• [What is needed]: Wherever the word "Tests" appears in the entries, copy the whole line.

• [Input data]:
★ ★ ★ ★ ★

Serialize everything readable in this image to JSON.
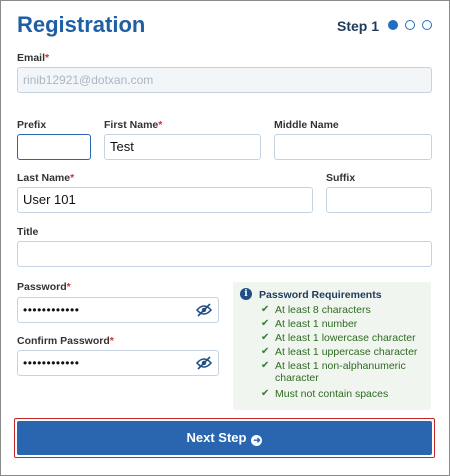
{
  "header": {
    "title": "Registration",
    "step_label": "Step 1"
  },
  "form": {
    "email": {
      "label": "Email",
      "value": "rinib12921@dotxan.com"
    },
    "prefix": {
      "label": "Prefix",
      "value": ""
    },
    "first_name": {
      "label": "First Name",
      "value": "Test"
    },
    "middle_name": {
      "label": "Middle Name",
      "value": ""
    },
    "last_name": {
      "label": "Last Name",
      "value": "User 101"
    },
    "suffix": {
      "label": "Suffix",
      "value": ""
    },
    "title": {
      "label": "Title",
      "value": ""
    },
    "password": {
      "label": "Password",
      "value": "••••••••••••"
    },
    "confirm_password": {
      "label": "Confirm Password",
      "value": "••••••••••••"
    },
    "required_marker": "*"
  },
  "requirements": {
    "title": "Password Requirements",
    "items": [
      "At least 8 characters",
      "At least 1 number",
      "At least 1 lowercase character",
      "At least 1 uppercase character",
      "At least 1 non-alphanumeric character",
      "Must not contain spaces"
    ]
  },
  "actions": {
    "next_label": "Next Step"
  },
  "colors": {
    "accent": "#2a66b0",
    "title": "#1f5fa6",
    "success": "#2e7d32",
    "required": "#d0312d"
  }
}
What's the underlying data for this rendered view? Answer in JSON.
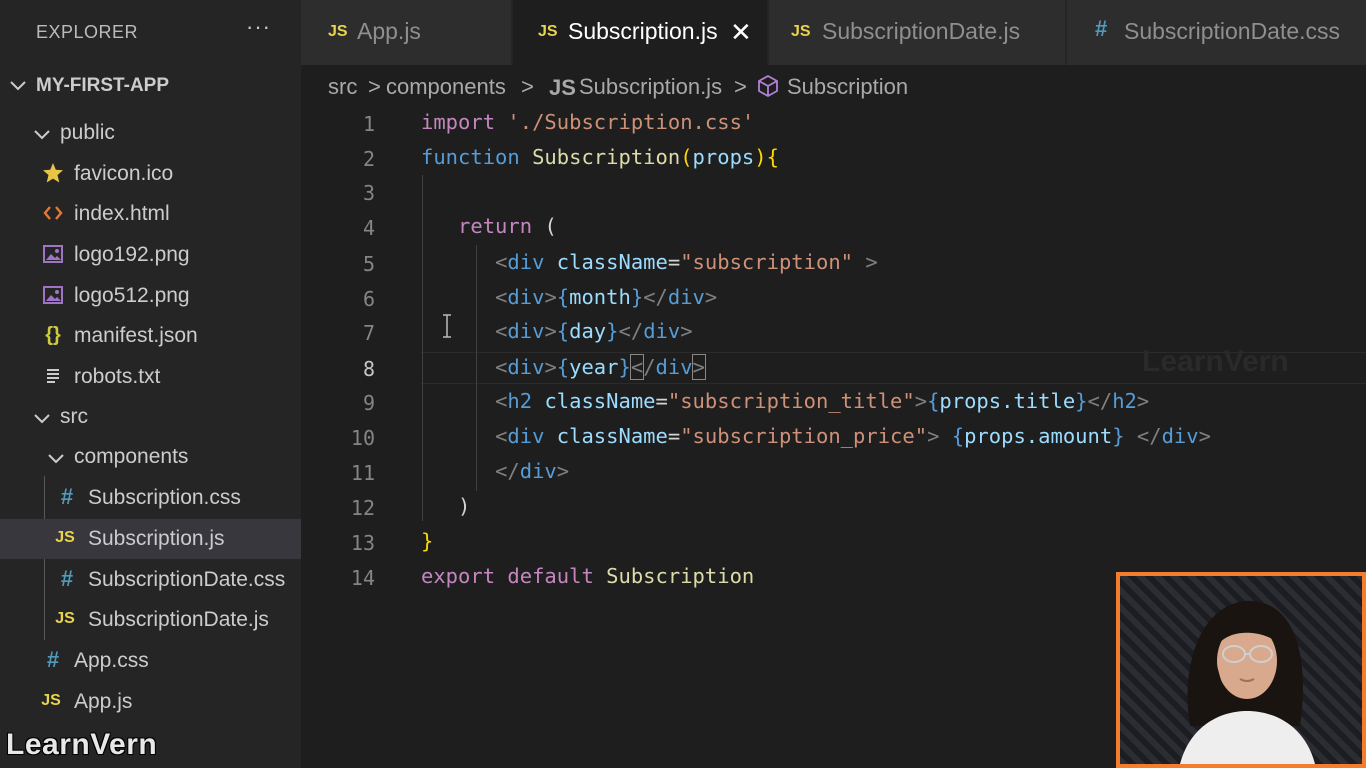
{
  "sidebar": {
    "title": "EXPLORER",
    "more_icon": "ellipsis-icon",
    "project": "MY-FIRST-APP",
    "items": [
      {
        "label": "public",
        "type": "folder"
      },
      {
        "label": "favicon.ico",
        "icon": "star-icon"
      },
      {
        "label": "index.html",
        "icon": "html-icon"
      },
      {
        "label": "logo192.png",
        "icon": "image-icon"
      },
      {
        "label": "logo512.png",
        "icon": "image-icon"
      },
      {
        "label": "manifest.json",
        "icon": "json-icon"
      },
      {
        "label": "robots.txt",
        "icon": "text-icon"
      },
      {
        "label": "src",
        "type": "folder"
      },
      {
        "label": "components",
        "type": "folder"
      },
      {
        "label": "Subscription.css",
        "icon": "css-icon"
      },
      {
        "label": "Subscription.js",
        "icon": "js-icon",
        "selected": true
      },
      {
        "label": "SubscriptionDate.css",
        "icon": "css-icon"
      },
      {
        "label": "SubscriptionDate.js",
        "icon": "js-icon"
      },
      {
        "label": "App.css",
        "icon": "css-icon"
      },
      {
        "label": "App.js",
        "icon": "js-icon"
      }
    ]
  },
  "tabs": [
    {
      "label": "App.js",
      "icon": "JS"
    },
    {
      "label": "Subscription.js",
      "icon": "JS",
      "active": true
    },
    {
      "label": "SubscriptionDate.js",
      "icon": "JS"
    },
    {
      "label": "SubscriptionDate.css",
      "icon": "#"
    }
  ],
  "tab_close_glyph": "✕",
  "breadcrumb": {
    "parts": [
      "src",
      "components",
      "Subscription.js",
      "Subscription"
    ],
    "separator": ">",
    "file_icon": "JS"
  },
  "editor": {
    "line_numbers": [
      "1",
      "2",
      "3",
      "4",
      "5",
      "6",
      "7",
      "8",
      "9",
      "10",
      "11",
      "12",
      "13",
      "14"
    ],
    "current_line": "8",
    "code": {
      "l1": {
        "kw": "import",
        "str": "'./Subscription.css'"
      },
      "l2": {
        "kw": "function",
        "fn": "Subscription",
        "open": "(",
        "param": "props",
        "close": "){"
      },
      "l4": {
        "kw": "return",
        "paren": "("
      },
      "l5": {
        "lt": "<",
        "tag": "div",
        "attr": "className",
        "eq": "=",
        "str": "\"subscription\"",
        "gt": ">"
      },
      "l6": {
        "lt": "<",
        "tag": "div",
        "gt": ">",
        "ob": "{",
        "var": "month",
        "cb": "}",
        "clt": "</",
        "ctag": "div",
        "cgt": ">"
      },
      "l7": {
        "lt": "<",
        "tag": "div",
        "gt": ">",
        "ob": "{",
        "var": "day",
        "cb": "}",
        "clt": "</",
        "ctag": "div",
        "cgt": ">"
      },
      "l8": {
        "lt": "<",
        "tag": "div",
        "gt": ">",
        "ob": "{",
        "var": "year",
        "cb": "}",
        "clt": "<",
        "slash": "/",
        "ctag": "div",
        "cgt": ">"
      },
      "l9": {
        "lt": "<",
        "tag": "h2",
        "attr": "className",
        "eq": "=",
        "str": "\"subscription_title\"",
        "gt": ">",
        "ob": "{",
        "var": "props.title",
        "cb": "}",
        "clt": "</",
        "ctag": "h2",
        "cgt": ">"
      },
      "l10": {
        "lt": "<",
        "tag": "div",
        "attr": "className",
        "eq": "=",
        "str": "\"subscription_price\"",
        "gt": ">",
        "ob": "{",
        "var": "props.amount",
        "cb": "}",
        "clt": "</",
        "ctag": "div",
        "cgt": ">"
      },
      "l11": {
        "clt": "</",
        "ctag": "div",
        "cgt": ">"
      },
      "l12": {
        "paren": ")"
      },
      "l13": {
        "brace": "}"
      },
      "l14": {
        "kw": "export",
        "kw2": "default",
        "name": "Subscription"
      }
    },
    "watermark": "LearnVern"
  },
  "brand_watermark": "LearnVern",
  "colors": {
    "accent_webcam_border": "#f47c2c",
    "js_icon": "#e8d44d",
    "css_icon": "#519aba",
    "keyword": "#c586c0",
    "string": "#ce9178"
  }
}
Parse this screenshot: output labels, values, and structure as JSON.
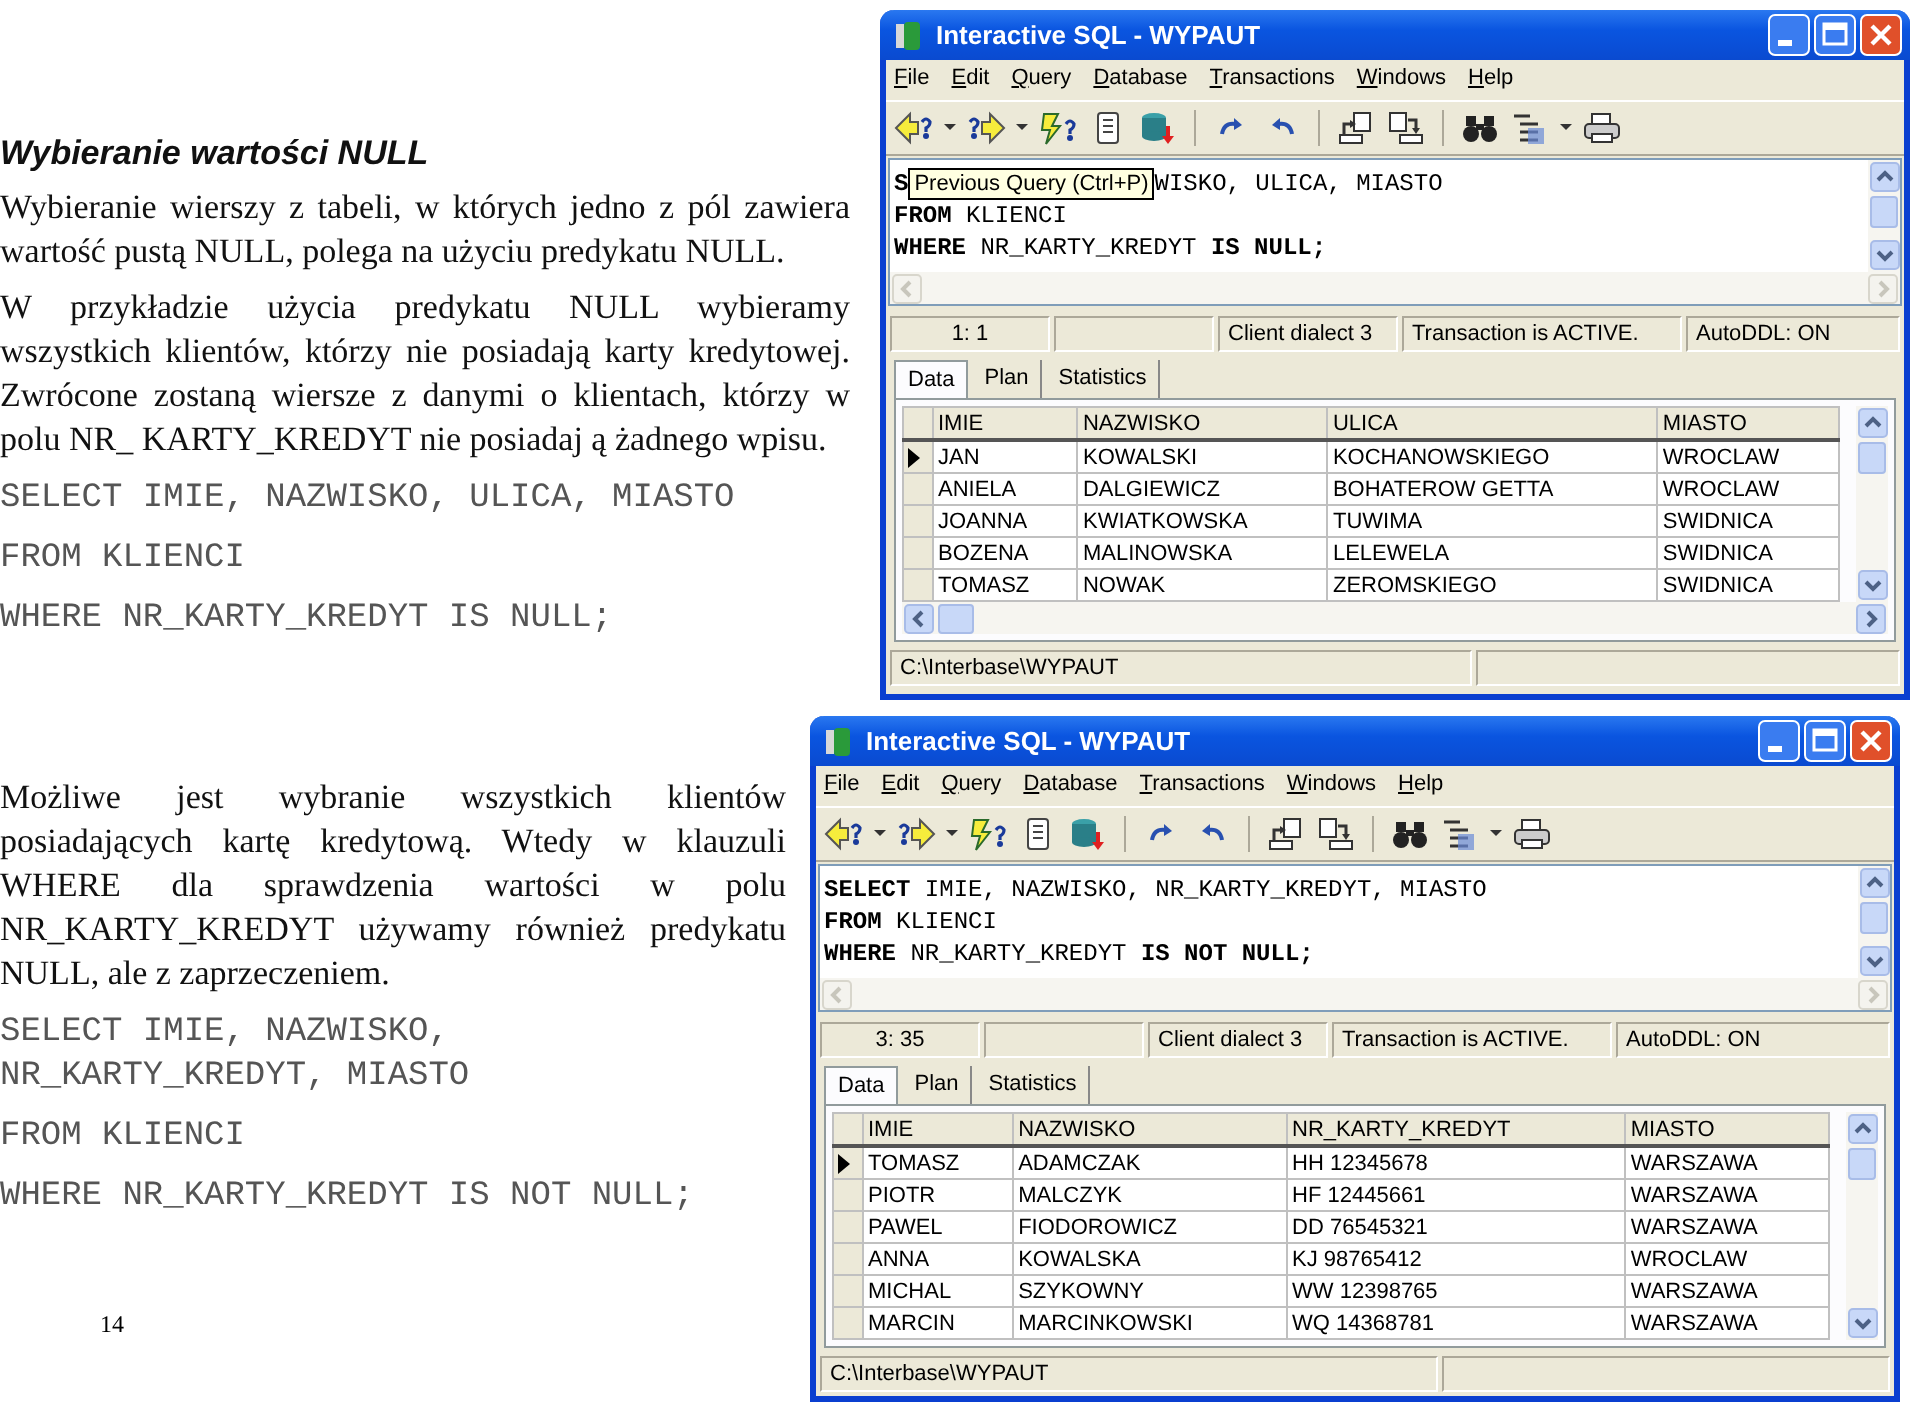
{
  "sections": [
    {
      "heading": "Wybieranie wartości NULL",
      "paragraphs": [
        "Wybieranie wierszy z tabeli, w których jedno z pól zawiera wartość pustą NULL, polega na użyciu predykatu NULL.",
        "W przykładzie użycia predykatu NULL wybieramy wszystkich klientów, którzy nie posiadają karty kredytowej. Zwrócone zostaną wiersze z danymi o klientach, którzy w polu NR_ KARTY_KREDYT nie posiadaj ą żadnego wpisu."
      ],
      "code": [
        "SELECT IMIE, NAZWISKO, ULICA, MIASTO",
        "FROM KLIENCI",
        "WHERE NR_KARTY_KREDYT IS NULL;"
      ],
      "window": {
        "title": "Interactive SQL - WYPAUT",
        "menu": [
          "File",
          "Edit",
          "Query",
          "Database",
          "Transactions",
          "Windows",
          "Help"
        ],
        "editor": [
          [
            {
              "kind": "code",
              "text": "**S**"
            },
            {
              "kind": "tooltip",
              "text": "Previous Query (Ctrl+P)"
            },
            {
              "kind": "code",
              "text": "WISKO, ULICA, MIASTO"
            }
          ],
          [
            {
              "kind": "code",
              "text": "**FROM** KLIENCI"
            }
          ],
          [
            {
              "kind": "code",
              "text": "**WHERE** NR_KARTY_KREDYT **IS NULL;**"
            }
          ]
        ],
        "status": [
          "1: 1",
          "Client dialect 3",
          "Transaction is ACTIVE.",
          "AutoDDL: ON"
        ],
        "tabs": [
          {
            "label": "Data",
            "selected": true
          },
          {
            "label": "Plan",
            "selected": false
          },
          {
            "label": "Statistics",
            "selected": false
          }
        ],
        "grid": {
          "horizontal_scrollbar": true,
          "columns": [
            "IMIE",
            "NAZWISKO",
            "ULICA",
            "MIASTO"
          ],
          "rows": [
            {
              "current": true,
              "cells": [
                "JAN",
                "KOWALSKI",
                "KOCHANOWSKIEGO",
                "WROCLAW"
              ]
            },
            {
              "current": false,
              "cells": [
                "ANIELA",
                "DALGIEWICZ",
                "BOHATEROW GETTA",
                "WROCLAW"
              ]
            },
            {
              "current": false,
              "cells": [
                "JOANNA",
                "KWIATKOWSKA",
                "TUWIMA",
                "SWIDNICA"
              ]
            },
            {
              "current": false,
              "cells": [
                "BOZENA",
                "MALINOWSKA",
                "LELEWELA",
                "SWIDNICA"
              ]
            },
            {
              "current": false,
              "cells": [
                "TOMASZ",
                "NOWAK",
                "ZEROMSKIEGO",
                "SWIDNICA"
              ]
            }
          ]
        },
        "path": "C:\\Interbase\\WYPAUT"
      }
    },
    {
      "paragraphs": [
        "Możliwe jest wybranie wszystkich klientów posiadających kartę kredytową. Wtedy w klauzuli WHERE dla sprawdzenia wartości w polu NR_KARTY_KREDYT używamy również predykatu NULL, ale z zaprzeczeniem."
      ],
      "code": [
        "SELECT IMIE, NAZWISKO, NR_KARTY_KREDYT, MIASTO",
        "FROM KLIENCI",
        "WHERE NR_KARTY_KREDYT IS NOT NULL;"
      ],
      "window": {
        "title": "Interactive SQL - WYPAUT",
        "menu": [
          "File",
          "Edit",
          "Query",
          "Database",
          "Transactions",
          "Windows",
          "Help"
        ],
        "editor": [
          [
            {
              "kind": "code",
              "text": "**SELECT** IMIE, NAZWISKO, NR_KARTY_KREDYT, MIASTO"
            }
          ],
          [
            {
              "kind": "code",
              "text": "**FROM** KLIENCI"
            }
          ],
          [
            {
              "kind": "code",
              "text": "**WHERE** NR_KARTY_KREDYT **IS NOT NULL;**"
            }
          ]
        ],
        "status": [
          "3: 35",
          "Client dialect 3",
          "Transaction is ACTIVE.",
          "AutoDDL: ON"
        ],
        "tabs": [
          {
            "label": "Data",
            "selected": true
          },
          {
            "label": "Plan",
            "selected": false
          },
          {
            "label": "Statistics",
            "selected": false
          }
        ],
        "grid": {
          "horizontal_scrollbar": false,
          "columns": [
            "IMIE",
            "NAZWISKO",
            "NR_KARTY_KREDYT",
            "MIASTO"
          ],
          "rows": [
            {
              "current": true,
              "cells": [
                "TOMASZ",
                "ADAMCZAK",
                "HH 12345678",
                "WARSZAWA"
              ]
            },
            {
              "current": false,
              "cells": [
                "PIOTR",
                "MALCZYK",
                "HF 12445661",
                "WARSZAWA"
              ]
            },
            {
              "current": false,
              "cells": [
                "PAWEL",
                "FIODOROWICZ",
                "DD 76545321",
                "WARSZAWA"
              ]
            },
            {
              "current": false,
              "cells": [
                "ANNA",
                "KOWALSKA",
                "KJ 98765412",
                "WROCLAW"
              ]
            },
            {
              "current": false,
              "cells": [
                "MICHAL",
                "SZYKOWNY",
                "WW 12398765",
                "WARSZAWA"
              ]
            },
            {
              "current": false,
              "cells": [
                "MARCIN",
                "MARCINKOWSKI",
                "WQ 14368781",
                "WARSZAWA"
              ]
            }
          ]
        },
        "path": "C:\\Interbase\\WYPAUT"
      }
    }
  ],
  "page_number": "14"
}
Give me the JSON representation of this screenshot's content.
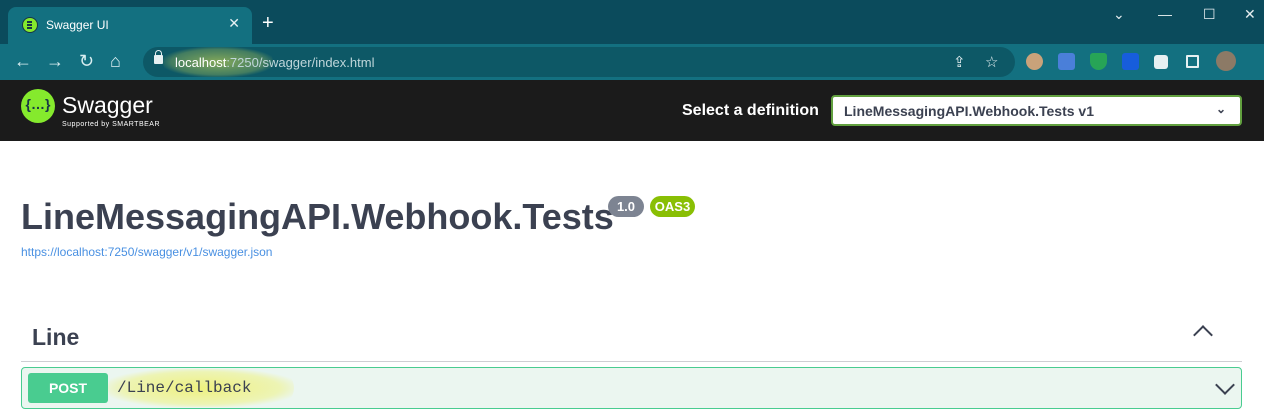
{
  "browser": {
    "tab_title": "Swagger UI",
    "tab_close": "✕",
    "new_tab": "+",
    "controls": {
      "minimize": "—",
      "maximize": "☐",
      "close": "✕",
      "tab_search": "⌄"
    },
    "url": {
      "host": "localhost",
      "rest": ":7250/swagger/index.html"
    },
    "nav": {
      "back": "←",
      "forward": "→",
      "reload": "↻",
      "home": "⌂"
    },
    "omni_icons": {
      "share": "⇪",
      "bookmark": "☆"
    }
  },
  "swagger": {
    "logo_text": "Swagger",
    "logo_mark": "{…}",
    "logo_sub": "Supported by SMARTBEAR",
    "select_label": "Select a definition",
    "select_value": "LineMessagingAPI.Webhook.Tests v1",
    "select_chevron": "⌄"
  },
  "info": {
    "title": "LineMessagingAPI.Webhook.Tests",
    "version": "1.0",
    "oas": "OAS3",
    "spec_url": "https://localhost:7250/swagger/v1/swagger.json"
  },
  "tag": {
    "name": "Line",
    "operations": [
      {
        "method": "POST",
        "path": "/Line/callback"
      }
    ]
  },
  "colors": {
    "chrome_dark": "#0b4b5c",
    "chrome_toolbar": "#137080",
    "swagger_green": "#85ea2d",
    "post_green": "#49cc90",
    "text_dark": "#3b4151",
    "link_blue": "#4990e2"
  }
}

★ ★ ★ ★ ★

• [Final answer]:
    "select_value": "LineMessagingAPI.Webhook.Tests v1",
    "title": "LineMessagingAPI.Webhook.Tests",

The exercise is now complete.